-- Begin Record excerpts --
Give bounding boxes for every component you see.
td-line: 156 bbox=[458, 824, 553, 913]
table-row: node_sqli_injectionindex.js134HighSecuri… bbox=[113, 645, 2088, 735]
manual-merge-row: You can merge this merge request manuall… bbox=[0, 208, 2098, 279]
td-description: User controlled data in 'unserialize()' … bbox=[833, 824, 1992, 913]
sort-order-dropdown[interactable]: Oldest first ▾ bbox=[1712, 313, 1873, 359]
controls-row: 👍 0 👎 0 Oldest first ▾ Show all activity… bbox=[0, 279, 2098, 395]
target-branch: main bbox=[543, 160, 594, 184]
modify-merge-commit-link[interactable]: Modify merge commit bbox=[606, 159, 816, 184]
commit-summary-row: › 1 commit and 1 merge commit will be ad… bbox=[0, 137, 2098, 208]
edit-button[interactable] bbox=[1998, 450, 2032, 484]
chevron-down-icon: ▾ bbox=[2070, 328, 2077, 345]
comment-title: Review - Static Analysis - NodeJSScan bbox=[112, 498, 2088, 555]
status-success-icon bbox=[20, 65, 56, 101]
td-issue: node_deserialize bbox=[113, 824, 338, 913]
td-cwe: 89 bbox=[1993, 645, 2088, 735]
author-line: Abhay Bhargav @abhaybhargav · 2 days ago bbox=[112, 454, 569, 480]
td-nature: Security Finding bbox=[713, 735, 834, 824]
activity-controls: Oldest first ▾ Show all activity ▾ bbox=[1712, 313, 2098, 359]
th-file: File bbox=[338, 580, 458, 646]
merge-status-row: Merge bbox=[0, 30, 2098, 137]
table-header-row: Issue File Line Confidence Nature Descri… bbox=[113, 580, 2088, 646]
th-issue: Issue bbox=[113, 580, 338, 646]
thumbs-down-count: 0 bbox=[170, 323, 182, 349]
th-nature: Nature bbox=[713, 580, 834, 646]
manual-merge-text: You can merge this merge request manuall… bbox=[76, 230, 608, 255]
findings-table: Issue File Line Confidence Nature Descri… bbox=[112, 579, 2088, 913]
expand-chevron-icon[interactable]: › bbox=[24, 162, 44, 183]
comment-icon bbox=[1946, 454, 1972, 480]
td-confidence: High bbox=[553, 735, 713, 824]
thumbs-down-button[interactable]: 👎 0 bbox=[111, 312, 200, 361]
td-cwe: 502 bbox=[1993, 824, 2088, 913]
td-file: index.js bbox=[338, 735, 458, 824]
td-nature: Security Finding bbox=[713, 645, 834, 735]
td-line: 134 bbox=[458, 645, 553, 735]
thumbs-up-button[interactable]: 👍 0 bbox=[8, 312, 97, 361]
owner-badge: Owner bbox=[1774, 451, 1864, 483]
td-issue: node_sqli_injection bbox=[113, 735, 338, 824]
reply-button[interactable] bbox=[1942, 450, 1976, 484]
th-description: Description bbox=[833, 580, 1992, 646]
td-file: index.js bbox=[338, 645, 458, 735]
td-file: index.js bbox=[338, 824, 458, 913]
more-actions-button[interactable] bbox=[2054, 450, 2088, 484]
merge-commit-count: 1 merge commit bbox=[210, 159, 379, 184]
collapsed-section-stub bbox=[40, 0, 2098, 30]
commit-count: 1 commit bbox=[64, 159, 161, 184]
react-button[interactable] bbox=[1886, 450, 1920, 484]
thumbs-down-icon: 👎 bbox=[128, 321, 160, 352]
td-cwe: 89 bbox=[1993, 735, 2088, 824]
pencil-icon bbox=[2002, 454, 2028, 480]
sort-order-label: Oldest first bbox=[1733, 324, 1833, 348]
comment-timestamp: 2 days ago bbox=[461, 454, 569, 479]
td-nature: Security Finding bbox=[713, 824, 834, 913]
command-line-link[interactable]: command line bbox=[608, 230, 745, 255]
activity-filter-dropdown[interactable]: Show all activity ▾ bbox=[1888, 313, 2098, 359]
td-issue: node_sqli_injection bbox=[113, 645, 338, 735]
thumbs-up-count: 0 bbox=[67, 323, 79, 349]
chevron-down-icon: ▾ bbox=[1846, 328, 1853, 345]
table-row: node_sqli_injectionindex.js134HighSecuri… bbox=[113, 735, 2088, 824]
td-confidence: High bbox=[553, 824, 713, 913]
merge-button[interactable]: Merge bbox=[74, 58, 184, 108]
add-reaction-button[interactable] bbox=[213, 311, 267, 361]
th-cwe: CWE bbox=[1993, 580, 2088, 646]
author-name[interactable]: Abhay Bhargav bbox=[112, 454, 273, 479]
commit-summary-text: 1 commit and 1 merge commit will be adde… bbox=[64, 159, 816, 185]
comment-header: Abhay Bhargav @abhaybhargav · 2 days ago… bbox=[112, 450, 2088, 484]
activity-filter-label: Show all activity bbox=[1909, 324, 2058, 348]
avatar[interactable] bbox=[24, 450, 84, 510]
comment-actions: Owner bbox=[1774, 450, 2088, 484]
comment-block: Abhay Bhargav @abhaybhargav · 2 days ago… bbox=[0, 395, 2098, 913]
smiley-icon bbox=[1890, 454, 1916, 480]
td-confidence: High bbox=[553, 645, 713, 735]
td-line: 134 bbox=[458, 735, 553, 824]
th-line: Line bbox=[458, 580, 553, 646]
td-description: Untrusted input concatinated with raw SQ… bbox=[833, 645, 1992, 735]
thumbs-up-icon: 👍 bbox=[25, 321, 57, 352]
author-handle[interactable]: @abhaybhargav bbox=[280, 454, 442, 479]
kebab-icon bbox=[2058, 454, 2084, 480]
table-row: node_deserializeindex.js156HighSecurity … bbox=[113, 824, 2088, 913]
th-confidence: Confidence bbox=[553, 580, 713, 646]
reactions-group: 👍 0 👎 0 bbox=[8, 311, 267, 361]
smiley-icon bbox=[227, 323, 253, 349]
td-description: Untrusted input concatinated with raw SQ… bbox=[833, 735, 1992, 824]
-- End Record excerpts --
### Task statement
Rewrite the data above, changing "Oldest first" to "Newest first" wherever it appears and leaving everything else unchanged.

### Solution to this task
Give bounding boxes for every component you see.
td-line: 156 bbox=[458, 824, 553, 913]
table-row: node_sqli_injectionindex.js134HighSecuri… bbox=[113, 645, 2088, 735]
manual-merge-row: You can merge this merge request manuall… bbox=[0, 208, 2098, 279]
td-description: User controlled data in 'unserialize()' … bbox=[833, 824, 1992, 913]
sort-order-dropdown[interactable]: Newest first ▾ bbox=[1712, 313, 1873, 359]
controls-row: 👍 0 👎 0 Newest first ▾ Show all activity… bbox=[0, 279, 2098, 395]
target-branch: main bbox=[543, 160, 594, 184]
modify-merge-commit-link[interactable]: Modify merge commit bbox=[606, 159, 816, 184]
commit-summary-row: › 1 commit and 1 merge commit will be ad… bbox=[0, 137, 2098, 208]
edit-button[interactable] bbox=[1998, 450, 2032, 484]
chevron-down-icon: ▾ bbox=[2070, 328, 2077, 345]
comment-title: Review - Static Analysis - NodeJSScan bbox=[112, 498, 2088, 555]
status-success-icon bbox=[20, 65, 56, 101]
td-issue: node_deserialize bbox=[113, 824, 338, 913]
td-cwe: 89 bbox=[1993, 645, 2088, 735]
author-line: Abhay Bhargav @abhaybhargav · 2 days ago bbox=[112, 454, 569, 480]
td-nature: Security Finding bbox=[713, 735, 834, 824]
activity-controls: Newest first ▾ Show all activity ▾ bbox=[1712, 313, 2098, 359]
th-file: File bbox=[338, 580, 458, 646]
merge-status-row: Merge bbox=[0, 30, 2098, 137]
table-header-row: Issue File Line Confidence Nature Descri… bbox=[113, 580, 2088, 646]
th-issue: Issue bbox=[113, 580, 338, 646]
thumbs-down-count: 0 bbox=[170, 323, 182, 349]
th-nature: Nature bbox=[713, 580, 834, 646]
manual-merge-text: You can merge this merge request manuall… bbox=[76, 230, 608, 255]
findings-table: Issue File Line Confidence Nature Descri… bbox=[112, 579, 2088, 913]
expand-chevron-icon[interactable]: › bbox=[24, 162, 44, 183]
comment-icon bbox=[1946, 454, 1972, 480]
td-confidence: High bbox=[553, 735, 713, 824]
thumbs-down-button[interactable]: 👎 0 bbox=[111, 312, 200, 361]
td-cwe: 502 bbox=[1993, 824, 2088, 913]
td-file: index.js bbox=[338, 735, 458, 824]
td-nature: Security Finding bbox=[713, 645, 834, 735]
td-line: 134 bbox=[458, 645, 553, 735]
thumbs-up-button[interactable]: 👍 0 bbox=[8, 312, 97, 361]
owner-badge: Owner bbox=[1774, 451, 1864, 483]
td-issue: node_sqli_injection bbox=[113, 735, 338, 824]
reply-button[interactable] bbox=[1942, 450, 1976, 484]
th-description: Description bbox=[833, 580, 1992, 646]
td-file: index.js bbox=[338, 645, 458, 735]
td-file: index.js bbox=[338, 824, 458, 913]
more-actions-button[interactable] bbox=[2054, 450, 2088, 484]
merge-commit-count: 1 merge commit bbox=[210, 159, 379, 184]
collapsed-section-stub bbox=[40, 0, 2098, 30]
commit-count: 1 commit bbox=[64, 159, 161, 184]
react-button[interactable] bbox=[1886, 450, 1920, 484]
thumbs-down-icon: 👎 bbox=[128, 321, 160, 352]
td-cwe: 89 bbox=[1993, 735, 2088, 824]
pencil-icon bbox=[2002, 454, 2028, 480]
sort-order-label: Newest first bbox=[1733, 324, 1833, 348]
comment-timestamp: 2 days ago bbox=[461, 454, 569, 479]
td-nature: Security Finding bbox=[713, 824, 834, 913]
command-line-link[interactable]: command line bbox=[608, 230, 745, 255]
activity-filter-dropdown[interactable]: Show all activity ▾ bbox=[1888, 313, 2098, 359]
td-issue: node_sqli_injection bbox=[113, 645, 338, 735]
thumbs-up-count: 0 bbox=[67, 323, 79, 349]
chevron-down-icon: ▾ bbox=[1846, 328, 1853, 345]
table-row: node_sqli_injectionindex.js134HighSecuri… bbox=[113, 735, 2088, 824]
td-confidence: High bbox=[553, 824, 713, 913]
merge-button[interactable]: Merge bbox=[74, 58, 184, 108]
add-reaction-button[interactable] bbox=[213, 311, 267, 361]
th-cwe: CWE bbox=[1993, 580, 2088, 646]
author-name[interactable]: Abhay Bhargav bbox=[112, 454, 273, 479]
commit-summary-text: 1 commit and 1 merge commit will be adde… bbox=[64, 159, 816, 185]
comment-header: Abhay Bhargav @abhaybhargav · 2 days ago… bbox=[112, 450, 2088, 484]
activity-filter-label: Show all activity bbox=[1909, 324, 2058, 348]
avatar[interactable] bbox=[24, 450, 84, 510]
comment-actions: Owner bbox=[1774, 450, 2088, 484]
comment-block: Abhay Bhargav @abhaybhargav · 2 days ago… bbox=[0, 395, 2098, 913]
smiley-icon bbox=[1890, 454, 1916, 480]
td-confidence: High bbox=[553, 645, 713, 735]
td-line: 134 bbox=[458, 735, 553, 824]
th-line: Line bbox=[458, 580, 553, 646]
td-description: Untrusted input concatinated with raw SQ… bbox=[833, 645, 1992, 735]
thumbs-up-icon: 👍 bbox=[25, 321, 57, 352]
author-handle[interactable]: @abhaybhargav bbox=[280, 454, 442, 479]
kebab-icon bbox=[2058, 454, 2084, 480]
table-row: node_deserializeindex.js156HighSecurity … bbox=[113, 824, 2088, 913]
th-confidence: Confidence bbox=[553, 580, 713, 646]
reactions-group: 👍 0 👎 0 bbox=[8, 311, 267, 361]
smiley-icon bbox=[227, 323, 253, 349]
td-description: Untrusted input concatinated with raw SQ… bbox=[833, 735, 1992, 824]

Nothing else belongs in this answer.